↓↓↓

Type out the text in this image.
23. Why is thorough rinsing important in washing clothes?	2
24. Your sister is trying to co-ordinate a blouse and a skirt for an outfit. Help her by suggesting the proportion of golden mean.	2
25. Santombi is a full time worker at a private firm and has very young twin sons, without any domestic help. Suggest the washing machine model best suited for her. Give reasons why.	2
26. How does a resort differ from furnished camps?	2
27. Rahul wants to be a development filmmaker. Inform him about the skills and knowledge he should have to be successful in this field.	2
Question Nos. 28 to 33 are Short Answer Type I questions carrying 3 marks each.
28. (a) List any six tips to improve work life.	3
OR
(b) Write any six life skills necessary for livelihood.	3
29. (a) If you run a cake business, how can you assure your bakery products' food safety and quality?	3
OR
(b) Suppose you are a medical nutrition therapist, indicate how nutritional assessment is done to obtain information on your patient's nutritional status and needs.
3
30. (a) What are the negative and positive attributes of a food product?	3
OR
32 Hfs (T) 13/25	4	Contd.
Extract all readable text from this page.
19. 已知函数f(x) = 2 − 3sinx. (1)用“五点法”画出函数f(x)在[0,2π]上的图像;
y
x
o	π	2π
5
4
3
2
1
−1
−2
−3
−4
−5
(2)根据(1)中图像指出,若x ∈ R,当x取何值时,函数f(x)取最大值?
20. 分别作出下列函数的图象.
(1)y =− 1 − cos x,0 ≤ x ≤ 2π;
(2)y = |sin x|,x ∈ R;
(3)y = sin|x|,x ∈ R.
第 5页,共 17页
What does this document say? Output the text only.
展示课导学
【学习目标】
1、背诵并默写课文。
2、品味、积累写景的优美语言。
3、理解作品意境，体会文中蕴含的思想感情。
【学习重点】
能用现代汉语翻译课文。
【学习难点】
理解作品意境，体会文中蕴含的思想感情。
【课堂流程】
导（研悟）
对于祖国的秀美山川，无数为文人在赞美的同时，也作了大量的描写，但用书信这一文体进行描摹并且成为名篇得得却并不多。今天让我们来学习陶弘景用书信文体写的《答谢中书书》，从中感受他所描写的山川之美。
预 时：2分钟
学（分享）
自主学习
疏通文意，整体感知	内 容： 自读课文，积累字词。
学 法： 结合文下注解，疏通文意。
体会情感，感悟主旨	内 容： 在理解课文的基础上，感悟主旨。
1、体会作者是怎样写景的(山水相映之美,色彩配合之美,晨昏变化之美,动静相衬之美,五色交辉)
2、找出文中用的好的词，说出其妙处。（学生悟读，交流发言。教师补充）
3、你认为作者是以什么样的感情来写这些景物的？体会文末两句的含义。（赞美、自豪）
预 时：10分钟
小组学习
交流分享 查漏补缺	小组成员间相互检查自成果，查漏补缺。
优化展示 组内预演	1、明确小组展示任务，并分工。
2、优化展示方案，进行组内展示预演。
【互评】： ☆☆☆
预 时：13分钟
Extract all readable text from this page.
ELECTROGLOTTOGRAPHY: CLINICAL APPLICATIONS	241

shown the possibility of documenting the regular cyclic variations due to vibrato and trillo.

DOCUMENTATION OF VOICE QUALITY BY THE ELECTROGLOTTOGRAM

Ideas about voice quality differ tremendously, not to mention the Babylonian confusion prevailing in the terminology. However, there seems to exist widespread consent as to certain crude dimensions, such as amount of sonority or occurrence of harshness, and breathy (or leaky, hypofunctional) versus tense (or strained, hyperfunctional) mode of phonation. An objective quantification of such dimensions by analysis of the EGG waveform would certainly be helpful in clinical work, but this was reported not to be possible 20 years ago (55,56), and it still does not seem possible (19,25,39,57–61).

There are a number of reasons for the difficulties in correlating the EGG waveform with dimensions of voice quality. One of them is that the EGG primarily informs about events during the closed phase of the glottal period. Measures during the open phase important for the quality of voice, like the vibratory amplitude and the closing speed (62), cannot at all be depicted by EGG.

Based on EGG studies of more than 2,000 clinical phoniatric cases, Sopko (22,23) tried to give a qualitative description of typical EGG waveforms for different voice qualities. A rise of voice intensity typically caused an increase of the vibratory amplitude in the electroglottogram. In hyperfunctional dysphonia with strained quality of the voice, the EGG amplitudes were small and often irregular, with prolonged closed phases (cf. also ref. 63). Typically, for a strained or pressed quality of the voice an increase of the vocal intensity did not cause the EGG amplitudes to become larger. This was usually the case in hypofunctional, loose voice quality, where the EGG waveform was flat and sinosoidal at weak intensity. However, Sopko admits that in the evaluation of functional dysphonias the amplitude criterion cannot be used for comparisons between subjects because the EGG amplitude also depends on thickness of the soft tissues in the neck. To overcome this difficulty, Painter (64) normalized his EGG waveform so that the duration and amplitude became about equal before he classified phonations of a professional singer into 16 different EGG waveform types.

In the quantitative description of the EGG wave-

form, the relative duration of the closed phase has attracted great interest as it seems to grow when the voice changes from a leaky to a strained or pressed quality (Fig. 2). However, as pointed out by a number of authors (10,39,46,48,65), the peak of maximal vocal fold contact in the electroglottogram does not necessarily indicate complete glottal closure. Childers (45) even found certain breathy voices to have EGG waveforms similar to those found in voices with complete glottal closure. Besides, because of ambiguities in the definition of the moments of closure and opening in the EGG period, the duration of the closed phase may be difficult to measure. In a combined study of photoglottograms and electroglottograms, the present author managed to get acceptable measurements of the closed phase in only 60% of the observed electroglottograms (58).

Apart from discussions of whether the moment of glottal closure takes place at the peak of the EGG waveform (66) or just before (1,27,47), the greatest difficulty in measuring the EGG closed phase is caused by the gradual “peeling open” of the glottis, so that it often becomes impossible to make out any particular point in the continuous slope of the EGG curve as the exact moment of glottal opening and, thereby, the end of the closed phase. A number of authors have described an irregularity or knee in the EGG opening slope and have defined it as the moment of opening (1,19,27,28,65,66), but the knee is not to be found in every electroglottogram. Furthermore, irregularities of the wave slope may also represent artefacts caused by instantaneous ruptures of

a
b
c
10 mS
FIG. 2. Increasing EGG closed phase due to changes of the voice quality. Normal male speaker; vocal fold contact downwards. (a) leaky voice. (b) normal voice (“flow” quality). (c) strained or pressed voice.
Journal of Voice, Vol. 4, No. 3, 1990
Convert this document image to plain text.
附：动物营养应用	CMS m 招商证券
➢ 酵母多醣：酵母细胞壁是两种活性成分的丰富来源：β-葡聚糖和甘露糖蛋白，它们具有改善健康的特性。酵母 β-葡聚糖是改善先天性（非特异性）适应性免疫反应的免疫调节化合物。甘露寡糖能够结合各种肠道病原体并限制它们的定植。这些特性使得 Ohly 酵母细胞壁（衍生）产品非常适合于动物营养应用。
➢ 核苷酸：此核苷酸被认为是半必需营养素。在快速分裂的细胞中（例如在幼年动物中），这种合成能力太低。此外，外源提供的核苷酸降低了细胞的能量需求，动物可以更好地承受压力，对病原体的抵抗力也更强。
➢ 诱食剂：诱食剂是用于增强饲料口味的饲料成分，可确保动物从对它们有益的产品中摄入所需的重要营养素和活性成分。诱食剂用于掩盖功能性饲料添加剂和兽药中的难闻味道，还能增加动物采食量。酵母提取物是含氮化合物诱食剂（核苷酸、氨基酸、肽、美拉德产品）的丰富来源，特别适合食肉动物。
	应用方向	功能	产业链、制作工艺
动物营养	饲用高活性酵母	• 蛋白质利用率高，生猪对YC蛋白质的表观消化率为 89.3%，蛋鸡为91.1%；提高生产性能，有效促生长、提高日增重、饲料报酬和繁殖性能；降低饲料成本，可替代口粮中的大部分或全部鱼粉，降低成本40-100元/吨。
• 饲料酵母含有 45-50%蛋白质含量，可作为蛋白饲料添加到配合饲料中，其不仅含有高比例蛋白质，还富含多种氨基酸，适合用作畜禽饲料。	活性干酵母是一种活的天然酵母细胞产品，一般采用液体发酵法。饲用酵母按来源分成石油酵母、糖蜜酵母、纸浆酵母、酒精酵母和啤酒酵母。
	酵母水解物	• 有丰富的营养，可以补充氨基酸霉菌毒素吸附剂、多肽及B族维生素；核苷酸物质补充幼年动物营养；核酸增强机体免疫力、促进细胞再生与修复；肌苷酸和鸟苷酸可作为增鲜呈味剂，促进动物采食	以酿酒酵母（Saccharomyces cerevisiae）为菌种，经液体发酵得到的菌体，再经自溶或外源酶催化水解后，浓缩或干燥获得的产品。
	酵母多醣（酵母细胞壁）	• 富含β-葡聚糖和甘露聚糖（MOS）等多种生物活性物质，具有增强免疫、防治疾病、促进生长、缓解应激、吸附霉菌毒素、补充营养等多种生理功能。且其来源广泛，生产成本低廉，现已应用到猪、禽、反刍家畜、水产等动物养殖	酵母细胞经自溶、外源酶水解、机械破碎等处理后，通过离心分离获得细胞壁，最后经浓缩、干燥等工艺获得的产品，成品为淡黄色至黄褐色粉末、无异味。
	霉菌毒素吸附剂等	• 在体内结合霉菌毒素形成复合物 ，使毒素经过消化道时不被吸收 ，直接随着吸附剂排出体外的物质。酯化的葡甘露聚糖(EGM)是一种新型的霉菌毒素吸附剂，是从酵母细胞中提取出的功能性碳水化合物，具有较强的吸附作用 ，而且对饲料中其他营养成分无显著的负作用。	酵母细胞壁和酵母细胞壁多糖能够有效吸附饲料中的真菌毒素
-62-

↑↑↑

Exercise brief
Search the data above for the string "酵母多醣" and return every line that has it.

Finished task
➢ 酵母多醣：酵母细胞壁是两种活性成分的丰富来源：β-葡聚糖和甘露糖蛋白，它们具有改善健康的特性。酵母 β-葡聚糖是改善先天性（非特异性）适应性免疫反应的免疫调节化合物。甘露寡糖能够结合各种肠道病原体并限制它们的定植。这些特性使得 Ohly 酵母细胞壁（衍生）产品非常适合于动物营养应用。
	酵母多醣（酵母细胞壁）	• 富含β-葡聚糖和甘露聚糖（MOS）等多种生物活性物质，具有增强免疫、防治疾病、促进生长、缓解应激、吸附霉菌毒素、补充营养等多种生理功能。且其来源广泛，生产成本低廉，现已应用到猪、禽、反刍家畜、水产等动物养殖	酵母细胞经自溶、外源酶水解、机械破碎等处理后，通过离心分离获得细胞壁，最后经浓缩、干燥等工艺获得的产品，成品为淡黄色至黄褐色粉末、无异味。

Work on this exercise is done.